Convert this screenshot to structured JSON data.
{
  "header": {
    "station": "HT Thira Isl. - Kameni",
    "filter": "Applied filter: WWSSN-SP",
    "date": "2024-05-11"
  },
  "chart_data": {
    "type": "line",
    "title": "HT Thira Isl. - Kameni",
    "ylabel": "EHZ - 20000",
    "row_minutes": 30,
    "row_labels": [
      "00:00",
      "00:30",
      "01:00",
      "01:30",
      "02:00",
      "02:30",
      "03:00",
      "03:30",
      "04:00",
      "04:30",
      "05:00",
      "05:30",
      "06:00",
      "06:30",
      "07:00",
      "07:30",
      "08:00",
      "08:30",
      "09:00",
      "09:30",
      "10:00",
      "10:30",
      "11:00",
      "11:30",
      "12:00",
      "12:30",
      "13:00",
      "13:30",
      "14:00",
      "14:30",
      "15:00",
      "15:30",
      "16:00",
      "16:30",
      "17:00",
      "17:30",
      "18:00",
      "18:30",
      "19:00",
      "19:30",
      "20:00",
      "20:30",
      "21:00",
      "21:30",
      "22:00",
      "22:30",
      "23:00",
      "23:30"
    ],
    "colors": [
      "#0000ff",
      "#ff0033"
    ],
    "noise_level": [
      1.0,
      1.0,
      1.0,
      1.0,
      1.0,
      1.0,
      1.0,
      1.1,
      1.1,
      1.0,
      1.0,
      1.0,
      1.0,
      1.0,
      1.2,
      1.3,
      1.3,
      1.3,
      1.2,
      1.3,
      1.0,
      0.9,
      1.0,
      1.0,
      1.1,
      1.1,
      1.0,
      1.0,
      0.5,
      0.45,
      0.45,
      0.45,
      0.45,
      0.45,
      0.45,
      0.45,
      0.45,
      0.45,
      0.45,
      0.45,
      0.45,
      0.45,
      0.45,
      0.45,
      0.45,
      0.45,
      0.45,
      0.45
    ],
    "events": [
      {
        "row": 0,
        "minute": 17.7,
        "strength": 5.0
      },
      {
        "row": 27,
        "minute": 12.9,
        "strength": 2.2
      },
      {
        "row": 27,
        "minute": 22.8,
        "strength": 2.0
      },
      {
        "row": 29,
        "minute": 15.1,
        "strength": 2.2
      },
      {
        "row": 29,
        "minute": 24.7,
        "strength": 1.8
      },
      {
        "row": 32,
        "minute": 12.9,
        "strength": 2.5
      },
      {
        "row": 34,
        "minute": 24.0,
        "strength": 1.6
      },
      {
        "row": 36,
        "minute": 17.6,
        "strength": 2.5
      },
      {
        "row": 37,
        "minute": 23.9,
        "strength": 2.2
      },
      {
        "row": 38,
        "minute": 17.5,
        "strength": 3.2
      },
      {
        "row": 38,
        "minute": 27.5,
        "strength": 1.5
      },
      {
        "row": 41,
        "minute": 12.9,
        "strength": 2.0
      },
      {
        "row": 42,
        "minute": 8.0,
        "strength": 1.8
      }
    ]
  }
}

__________

**TASK GOAL:**
Keep only the lines that hold the string "Thira", and copy them out.

**OUTPUT OF THE TASK:**
    "station": "HT Thira Isl. - Kameni",
    "title": "HT Thira Isl. - Kameni",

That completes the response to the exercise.